■ **To do**
Copy down the items below word for word, from the line that contains "Where is each" through the line that contains "task-featherpad[interactable]: FeatherPad <box>514", including both of those lines.

■ **Excerpted data**
'''

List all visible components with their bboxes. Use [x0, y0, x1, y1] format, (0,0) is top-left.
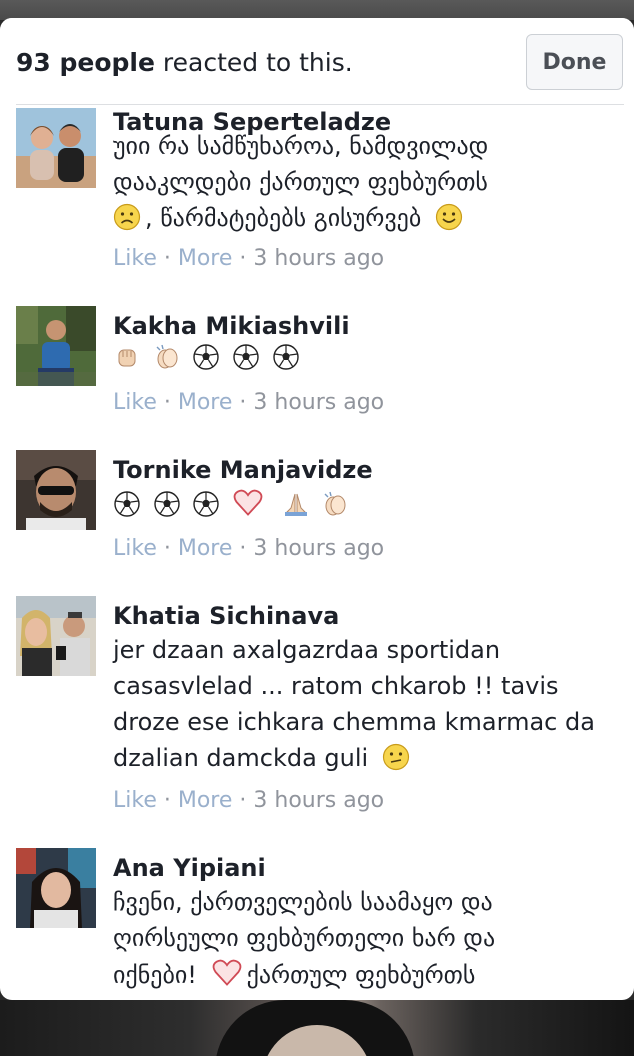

'''
'''

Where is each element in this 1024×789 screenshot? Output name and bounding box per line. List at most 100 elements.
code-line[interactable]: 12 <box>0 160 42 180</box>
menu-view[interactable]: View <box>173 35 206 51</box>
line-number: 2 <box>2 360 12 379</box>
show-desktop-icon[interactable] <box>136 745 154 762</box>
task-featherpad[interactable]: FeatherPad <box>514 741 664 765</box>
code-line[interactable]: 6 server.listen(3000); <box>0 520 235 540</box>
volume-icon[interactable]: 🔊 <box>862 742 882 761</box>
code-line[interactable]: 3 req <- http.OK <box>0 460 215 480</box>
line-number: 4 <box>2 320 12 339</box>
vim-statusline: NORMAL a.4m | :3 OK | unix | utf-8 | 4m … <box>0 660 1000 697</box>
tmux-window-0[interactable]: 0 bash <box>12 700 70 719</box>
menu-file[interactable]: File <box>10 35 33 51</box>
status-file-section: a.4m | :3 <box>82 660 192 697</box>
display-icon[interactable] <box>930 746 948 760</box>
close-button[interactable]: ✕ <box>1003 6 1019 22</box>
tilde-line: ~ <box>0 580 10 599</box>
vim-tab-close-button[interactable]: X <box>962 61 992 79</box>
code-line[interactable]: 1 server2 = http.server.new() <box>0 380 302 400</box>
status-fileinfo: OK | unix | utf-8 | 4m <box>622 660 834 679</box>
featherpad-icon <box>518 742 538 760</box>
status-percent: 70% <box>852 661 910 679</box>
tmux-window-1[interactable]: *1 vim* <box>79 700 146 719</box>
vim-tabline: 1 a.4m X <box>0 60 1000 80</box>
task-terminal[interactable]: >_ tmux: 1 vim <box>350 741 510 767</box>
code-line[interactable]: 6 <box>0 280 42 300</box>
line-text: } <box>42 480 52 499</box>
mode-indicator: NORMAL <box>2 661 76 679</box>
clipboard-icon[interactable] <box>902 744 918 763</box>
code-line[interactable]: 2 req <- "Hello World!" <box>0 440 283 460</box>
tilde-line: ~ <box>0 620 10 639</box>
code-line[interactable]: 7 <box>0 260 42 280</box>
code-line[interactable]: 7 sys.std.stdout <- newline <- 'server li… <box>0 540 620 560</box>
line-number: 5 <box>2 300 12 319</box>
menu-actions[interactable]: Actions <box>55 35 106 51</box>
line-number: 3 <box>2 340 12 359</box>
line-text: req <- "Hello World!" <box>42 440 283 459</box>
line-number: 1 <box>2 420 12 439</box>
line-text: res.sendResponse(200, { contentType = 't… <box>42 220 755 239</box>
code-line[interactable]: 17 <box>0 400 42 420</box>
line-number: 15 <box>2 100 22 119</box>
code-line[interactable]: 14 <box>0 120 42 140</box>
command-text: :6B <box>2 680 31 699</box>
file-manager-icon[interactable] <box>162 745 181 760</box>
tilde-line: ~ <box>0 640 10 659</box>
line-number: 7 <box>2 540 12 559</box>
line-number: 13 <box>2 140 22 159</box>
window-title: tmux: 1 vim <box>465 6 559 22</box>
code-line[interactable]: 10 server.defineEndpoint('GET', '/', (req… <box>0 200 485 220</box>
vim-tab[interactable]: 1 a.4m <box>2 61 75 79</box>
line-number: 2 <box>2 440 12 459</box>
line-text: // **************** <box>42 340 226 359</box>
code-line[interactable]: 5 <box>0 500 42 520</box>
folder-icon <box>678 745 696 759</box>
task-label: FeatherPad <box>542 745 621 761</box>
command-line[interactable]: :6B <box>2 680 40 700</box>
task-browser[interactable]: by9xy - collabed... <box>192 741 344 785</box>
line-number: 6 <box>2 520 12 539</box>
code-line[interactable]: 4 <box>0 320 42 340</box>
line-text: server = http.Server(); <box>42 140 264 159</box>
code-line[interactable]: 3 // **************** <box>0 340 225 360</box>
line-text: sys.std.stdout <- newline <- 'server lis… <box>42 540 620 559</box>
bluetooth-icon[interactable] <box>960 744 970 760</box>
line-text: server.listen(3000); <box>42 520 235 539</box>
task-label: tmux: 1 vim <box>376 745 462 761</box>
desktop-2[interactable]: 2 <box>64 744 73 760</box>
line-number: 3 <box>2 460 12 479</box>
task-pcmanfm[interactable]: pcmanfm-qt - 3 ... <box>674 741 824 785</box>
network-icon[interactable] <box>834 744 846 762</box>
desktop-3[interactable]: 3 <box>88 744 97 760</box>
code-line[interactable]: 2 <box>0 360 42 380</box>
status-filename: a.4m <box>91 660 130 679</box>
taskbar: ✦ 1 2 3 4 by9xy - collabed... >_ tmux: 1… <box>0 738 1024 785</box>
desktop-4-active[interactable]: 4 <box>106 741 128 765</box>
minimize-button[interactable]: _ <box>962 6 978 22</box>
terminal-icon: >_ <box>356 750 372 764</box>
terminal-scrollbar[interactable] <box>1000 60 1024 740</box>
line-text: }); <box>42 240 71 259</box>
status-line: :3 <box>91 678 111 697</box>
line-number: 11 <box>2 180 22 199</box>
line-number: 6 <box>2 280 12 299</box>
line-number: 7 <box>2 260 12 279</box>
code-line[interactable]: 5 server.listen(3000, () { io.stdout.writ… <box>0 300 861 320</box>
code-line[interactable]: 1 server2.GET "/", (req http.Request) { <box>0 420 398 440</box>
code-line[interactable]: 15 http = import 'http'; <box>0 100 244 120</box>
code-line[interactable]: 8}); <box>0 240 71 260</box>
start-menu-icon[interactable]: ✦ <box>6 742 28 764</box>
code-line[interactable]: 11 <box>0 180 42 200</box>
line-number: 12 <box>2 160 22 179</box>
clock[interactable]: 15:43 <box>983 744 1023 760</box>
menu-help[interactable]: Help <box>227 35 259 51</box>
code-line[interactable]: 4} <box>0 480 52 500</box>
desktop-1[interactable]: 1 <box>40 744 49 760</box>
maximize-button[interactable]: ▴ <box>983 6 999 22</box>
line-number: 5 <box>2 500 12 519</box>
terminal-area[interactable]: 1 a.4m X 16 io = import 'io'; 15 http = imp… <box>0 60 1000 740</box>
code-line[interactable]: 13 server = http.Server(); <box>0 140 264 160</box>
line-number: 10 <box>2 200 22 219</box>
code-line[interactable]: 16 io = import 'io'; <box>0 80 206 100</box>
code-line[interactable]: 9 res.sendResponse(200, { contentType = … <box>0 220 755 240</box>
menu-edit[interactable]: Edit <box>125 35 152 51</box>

'''

■ **Response to the exercise**
Where is each element in this 1024×789 screenshot? Output name and bounding box per line. List at most 100 elements.
code-line[interactable]: 12 <box>0 160 42 180</box>
menu-view[interactable]: View <box>173 35 206 51</box>
line-number: 2 <box>2 360 12 379</box>
show-desktop-icon[interactable] <box>136 745 154 762</box>
task-featherpad[interactable]: FeatherPad <box>514 741 664 765</box>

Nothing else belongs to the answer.